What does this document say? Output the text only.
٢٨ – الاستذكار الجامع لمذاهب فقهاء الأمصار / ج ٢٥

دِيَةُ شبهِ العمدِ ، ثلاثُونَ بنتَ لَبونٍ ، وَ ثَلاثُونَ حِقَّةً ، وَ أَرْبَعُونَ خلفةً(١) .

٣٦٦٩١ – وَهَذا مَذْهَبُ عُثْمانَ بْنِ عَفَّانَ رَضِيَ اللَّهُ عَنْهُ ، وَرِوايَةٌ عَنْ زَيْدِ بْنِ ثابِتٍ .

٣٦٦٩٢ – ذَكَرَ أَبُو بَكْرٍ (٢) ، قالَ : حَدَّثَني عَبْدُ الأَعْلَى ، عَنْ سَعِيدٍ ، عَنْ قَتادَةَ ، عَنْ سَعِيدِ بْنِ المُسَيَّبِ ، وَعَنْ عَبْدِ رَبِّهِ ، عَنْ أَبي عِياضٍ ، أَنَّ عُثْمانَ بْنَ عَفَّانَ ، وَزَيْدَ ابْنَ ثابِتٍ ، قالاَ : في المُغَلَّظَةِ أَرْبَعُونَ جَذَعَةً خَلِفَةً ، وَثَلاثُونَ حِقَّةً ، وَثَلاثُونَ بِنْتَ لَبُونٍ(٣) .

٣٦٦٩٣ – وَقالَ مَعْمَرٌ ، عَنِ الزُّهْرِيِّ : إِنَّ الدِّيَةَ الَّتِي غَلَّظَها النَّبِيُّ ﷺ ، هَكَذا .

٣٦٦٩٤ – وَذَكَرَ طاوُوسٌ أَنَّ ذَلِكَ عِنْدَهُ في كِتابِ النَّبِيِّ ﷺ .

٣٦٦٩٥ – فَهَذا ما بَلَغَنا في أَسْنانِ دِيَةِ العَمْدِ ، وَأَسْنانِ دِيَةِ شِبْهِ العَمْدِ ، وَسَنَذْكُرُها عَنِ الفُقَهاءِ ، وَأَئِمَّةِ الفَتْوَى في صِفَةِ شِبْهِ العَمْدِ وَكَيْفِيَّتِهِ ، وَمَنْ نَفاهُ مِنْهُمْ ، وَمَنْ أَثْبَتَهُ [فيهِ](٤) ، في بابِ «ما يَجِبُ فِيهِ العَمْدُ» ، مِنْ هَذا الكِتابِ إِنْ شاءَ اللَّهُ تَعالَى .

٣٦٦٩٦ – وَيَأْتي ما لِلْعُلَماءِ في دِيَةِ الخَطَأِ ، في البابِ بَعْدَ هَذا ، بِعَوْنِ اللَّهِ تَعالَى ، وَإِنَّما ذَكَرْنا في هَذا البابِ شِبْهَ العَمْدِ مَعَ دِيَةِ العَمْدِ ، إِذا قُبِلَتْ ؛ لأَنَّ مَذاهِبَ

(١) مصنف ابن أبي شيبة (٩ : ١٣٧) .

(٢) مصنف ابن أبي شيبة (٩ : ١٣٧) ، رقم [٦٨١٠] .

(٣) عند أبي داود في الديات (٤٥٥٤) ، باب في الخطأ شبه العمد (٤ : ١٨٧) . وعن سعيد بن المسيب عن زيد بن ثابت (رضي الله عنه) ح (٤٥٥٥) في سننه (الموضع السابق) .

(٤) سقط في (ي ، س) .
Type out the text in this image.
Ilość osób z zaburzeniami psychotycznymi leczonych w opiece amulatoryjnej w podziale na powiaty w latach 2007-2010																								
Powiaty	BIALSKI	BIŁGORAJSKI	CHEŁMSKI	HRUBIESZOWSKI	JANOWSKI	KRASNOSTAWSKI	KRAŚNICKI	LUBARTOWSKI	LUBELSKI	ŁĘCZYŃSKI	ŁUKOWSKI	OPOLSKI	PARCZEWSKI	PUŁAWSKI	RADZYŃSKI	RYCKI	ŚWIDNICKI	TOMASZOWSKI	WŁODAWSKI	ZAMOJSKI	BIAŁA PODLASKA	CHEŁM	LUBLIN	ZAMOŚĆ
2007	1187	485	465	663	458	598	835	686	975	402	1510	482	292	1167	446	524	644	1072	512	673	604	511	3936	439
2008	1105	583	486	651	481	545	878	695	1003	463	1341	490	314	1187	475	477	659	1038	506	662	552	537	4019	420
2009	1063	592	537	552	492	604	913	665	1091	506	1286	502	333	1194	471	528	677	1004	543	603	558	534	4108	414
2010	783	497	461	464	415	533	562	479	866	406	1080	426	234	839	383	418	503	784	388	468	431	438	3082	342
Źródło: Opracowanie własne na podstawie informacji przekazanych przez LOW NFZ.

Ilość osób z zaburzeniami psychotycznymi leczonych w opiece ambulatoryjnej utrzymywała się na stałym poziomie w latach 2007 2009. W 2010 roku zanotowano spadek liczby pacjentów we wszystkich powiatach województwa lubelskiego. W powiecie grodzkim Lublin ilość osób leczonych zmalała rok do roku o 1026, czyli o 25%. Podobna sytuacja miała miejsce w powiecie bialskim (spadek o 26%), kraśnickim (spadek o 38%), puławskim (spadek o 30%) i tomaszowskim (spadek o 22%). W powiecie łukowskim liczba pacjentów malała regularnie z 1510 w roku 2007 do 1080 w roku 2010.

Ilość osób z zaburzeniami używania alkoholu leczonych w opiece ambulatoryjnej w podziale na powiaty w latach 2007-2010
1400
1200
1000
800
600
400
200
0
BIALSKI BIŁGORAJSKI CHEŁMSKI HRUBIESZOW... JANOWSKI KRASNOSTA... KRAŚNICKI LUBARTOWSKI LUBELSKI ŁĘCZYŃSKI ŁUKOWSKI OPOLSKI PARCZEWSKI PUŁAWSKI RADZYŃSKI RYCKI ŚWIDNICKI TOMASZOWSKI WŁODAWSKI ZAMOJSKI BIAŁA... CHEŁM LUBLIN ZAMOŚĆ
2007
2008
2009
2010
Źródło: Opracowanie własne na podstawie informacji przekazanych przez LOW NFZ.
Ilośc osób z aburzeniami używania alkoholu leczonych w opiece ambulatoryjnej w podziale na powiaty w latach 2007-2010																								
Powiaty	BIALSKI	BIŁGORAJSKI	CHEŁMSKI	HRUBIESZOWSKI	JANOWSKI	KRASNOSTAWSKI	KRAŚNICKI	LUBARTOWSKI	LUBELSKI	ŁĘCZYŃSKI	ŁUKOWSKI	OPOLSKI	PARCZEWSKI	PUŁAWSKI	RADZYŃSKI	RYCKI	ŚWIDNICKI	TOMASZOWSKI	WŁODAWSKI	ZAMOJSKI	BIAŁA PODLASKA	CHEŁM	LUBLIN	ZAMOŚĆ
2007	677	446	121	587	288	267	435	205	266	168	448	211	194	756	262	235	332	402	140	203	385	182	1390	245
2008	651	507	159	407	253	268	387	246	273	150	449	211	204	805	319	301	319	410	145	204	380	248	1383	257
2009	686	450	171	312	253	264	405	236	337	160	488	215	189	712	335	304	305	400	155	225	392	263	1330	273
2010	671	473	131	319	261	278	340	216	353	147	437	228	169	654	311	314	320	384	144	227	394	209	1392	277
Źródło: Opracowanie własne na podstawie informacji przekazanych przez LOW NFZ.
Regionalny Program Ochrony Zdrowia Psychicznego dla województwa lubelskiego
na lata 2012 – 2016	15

···

→ **Aim of the exercise**
Go through the listing above and restate it word for word.

→ **Completed exercise**
What does this document say? Output the text only.
٢٨ – الاستذكار الجامع لمذاهب فقهاء الأمصار / ج ٢٥

دِيَةُ شبهِ العمدِ ، ثلاثُونَ بنتَ لَبونٍ ، وَ ثَلاثُونَ حِقَّةً ، وَ أَرْبَعُونَ خلفةً(١) .

٣٦٦٩١ – وَهَذا مَذْهَبُ عُثْمانَ بْنِ عَفَّانَ رَضِيَ اللَّهُ عَنْهُ ، وَرِوايَةٌ عَنْ زَيْدِ بْنِ ثابِتٍ .

٣٦٦٩٢ – ذَكَرَ أَبُو بَكْرٍ (٢) ، قالَ : حَدَّثَني عَبْدُ الأَعْلَى ، عَنْ سَعِيدٍ ، عَنْ قَتادَةَ ، عَنْ سَعِيدِ بْنِ المُسَيَّبِ ، وَعَنْ عَبْدِ رَبِّهِ ، عَنْ أَبي عِياضٍ ، أَنَّ عُثْمانَ بْنَ عَفَّانَ ، وَزَيْدَ ابْنَ ثابِتٍ ، قالاَ : في المُغَلَّظَةِ أَرْبَعُونَ جَذَعَةً خَلِفَةً ، وَثَلاثُونَ حِقَّةً ، وَثَلاثُونَ بِنْتَ لَبُونٍ(٣) .

٣٦٦٩٣ – وَقالَ مَعْمَرٌ ، عَنِ الزُّهْرِيِّ : إِنَّ الدِّيَةَ الَّتِي غَلَّظَها النَّبِيُّ ﷺ ، هَكَذا .

٣٦٦٩٤ – وَذَكَرَ طاوُوسٌ أَنَّ ذَلِكَ عِنْدَهُ في كِتابِ النَّبِيِّ ﷺ .

٣٦٦٩٥ – فَهَذا ما بَلَغَنا في أَسْنانِ دِيَةِ العَمْدِ ، وَأَسْنانِ دِيَةِ شِبْهِ العَمْدِ ، وَسَنَذْكُرُها عَنِ الفُقَهاءِ ، وَأَئِمَّةِ الفَتْوَى في صِفَةِ شِبْهِ العَمْدِ وَكَيْفِيَّتِهِ ، وَمَنْ نَفاهُ مِنْهُمْ ، وَمَنْ أَثْبَتَهُ [فيهِ](٤) ، في بابِ «ما يَجِبُ فِيهِ العَمْدُ» ، مِنْ هَذا الكِتابِ إِنْ شاءَ اللَّهُ تَعالَى .

٣٦٦٩٦ – وَيَأْتي ما لِلْعُلَماءِ في دِيَةِ الخَطَأِ ، في البابِ بَعْدَ هَذا ، بِعَوْنِ اللَّهِ تَعالَى ، وَإِنَّما ذَكَرْنا في هَذا البابِ شِبْهَ العَمْدِ مَعَ دِيَةِ العَمْدِ ، إِذا قُبِلَتْ ؛ لأَنَّ مَذاهِبَ

(١) مصنف ابن أبي شيبة (٩ : ١٣٧) .

(٢) مصنف ابن أبي شيبة (٩ : ١٣٧) ، رقم [٦٨١٠] .

(٣) عند أبي داود في الديات (٤٥٥٤) ، باب في الخطأ شبه العمد (٤ : ١٨٧) . وعن سعيد بن المسيب عن زيد بن ثابت (رضي الله عنه) ح (٤٥٥٥) في سننه (الموضع السابق) .

(٤) سقط في (ي ، س) .
Type out the text in this image.
Ilość osób z zaburzeniami psychotycznymi leczonych w opiece amulatoryjnej w podziale na powiaty w latach 2007-2010																								
Powiaty	BIALSKI	BIŁGORAJSKI	CHEŁMSKI	HRUBIESZOWSKI	JANOWSKI	KRASNOSTAWSKI	KRAŚNICKI	LUBARTOWSKI	LUBELSKI	ŁĘCZYŃSKI	ŁUKOWSKI	OPOLSKI	PARCZEWSKI	PUŁAWSKI	RADZYŃSKI	RYCKI	ŚWIDNICKI	TOMASZOWSKI	WŁODAWSKI	ZAMOJSKI	BIAŁA PODLASKA	CHEŁM	LUBLIN	ZAMOŚĆ
2007	1187	485	465	663	458	598	835	686	975	402	1510	482	292	1167	446	524	644	1072	512	673	604	511	3936	439
2008	1105	583	486	651	481	545	878	695	1003	463	1341	490	314	1187	475	477	659	1038	506	662	552	537	4019	420
2009	1063	592	537	552	492	604	913	665	1091	506	1286	502	333	1194	471	528	677	1004	543	603	558	534	4108	414
2010	783	497	461	464	415	533	562	479	866	406	1080	426	234	839	383	418	503	784	388	468	431	438	3082	342
Źródło: Opracowanie własne na podstawie informacji przekazanych przez LOW NFZ.

Ilość osób z zaburzeniami psychotycznymi leczonych w opiece ambulatoryjnej utrzymywała się na stałym poziomie w latach 2007 2009. W 2010 roku zanotowano spadek liczby pacjentów we wszystkich powiatach województwa lubelskiego. W powiecie grodzkim Lublin ilość osób leczonych zmalała rok do roku o 1026, czyli o 25%. Podobna sytuacja miała miejsce w powiecie bialskim (spadek o 26%), kraśnickim (spadek o 38%), puławskim (spadek o 30%) i tomaszowskim (spadek o 22%). W powiecie łukowskim liczba pacjentów malała regularnie z 1510 w roku 2007 do 1080 w roku 2010.

Ilość osób z zaburzeniami używania alkoholu leczonych w opiece ambulatoryjnej w podziale na powiaty w latach 2007-2010
1400
1200
1000
800
600
400
200
0
BIALSKI BIŁGORAJSKI CHEŁMSKI HRUBIESZOW... JANOWSKI KRASNOSTA... KRAŚNICKI LUBARTOWSKI LUBELSKI ŁĘCZYŃSKI ŁUKOWSKI OPOLSKI PARCZEWSKI PUŁAWSKI RADZYŃSKI RYCKI ŚWIDNICKI TOMASZOWSKI WŁODAWSKI ZAMOJSKI BIAŁA... CHEŁM LUBLIN ZAMOŚĆ
2007
2008
2009
2010
Źródło: Opracowanie własne na podstawie informacji przekazanych przez LOW NFZ.
Ilośc osób z aburzeniami używania alkoholu leczonych w opiece ambulatoryjnej w podziale na powiaty w latach 2007-2010																								
Powiaty	BIALSKI	BIŁGORAJSKI	CHEŁMSKI	HRUBIESZOWSKI	JANOWSKI	KRASNOSTAWSKI	KRAŚNICKI	LUBARTOWSKI	LUBELSKI	ŁĘCZYŃSKI	ŁUKOWSKI	OPOLSKI	PARCZEWSKI	PUŁAWSKI	RADZYŃSKI	RYCKI	ŚWIDNICKI	TOMASZOWSKI	WŁODAWSKI	ZAMOJSKI	BIAŁA PODLASKA	CHEŁM	LUBLIN	ZAMOŚĆ
2007	677	446	121	587	288	267	435	205	266	168	448	211	194	756	262	235	332	402	140	203	385	182	1390	245
2008	651	507	159	407	253	268	387	246	273	150	449	211	204	805	319	301	319	410	145	204	380	248	1383	257
2009	686	450	171	312	253	264	405	236	337	160	488	215	189	712	335	304	305	400	155	225	392	263	1330	273
2010	671	473	131	319	261	278	340	216	353	147	437	228	169	654	311	314	320	384	144	227	394	209	1392	277
Źródło: Opracowanie własne na podstawie informacji przekazanych przez LOW NFZ.
Regionalny Program Ochrony Zdrowia Psychicznego dla województwa lubelskiego
na lata 2012 – 2016	15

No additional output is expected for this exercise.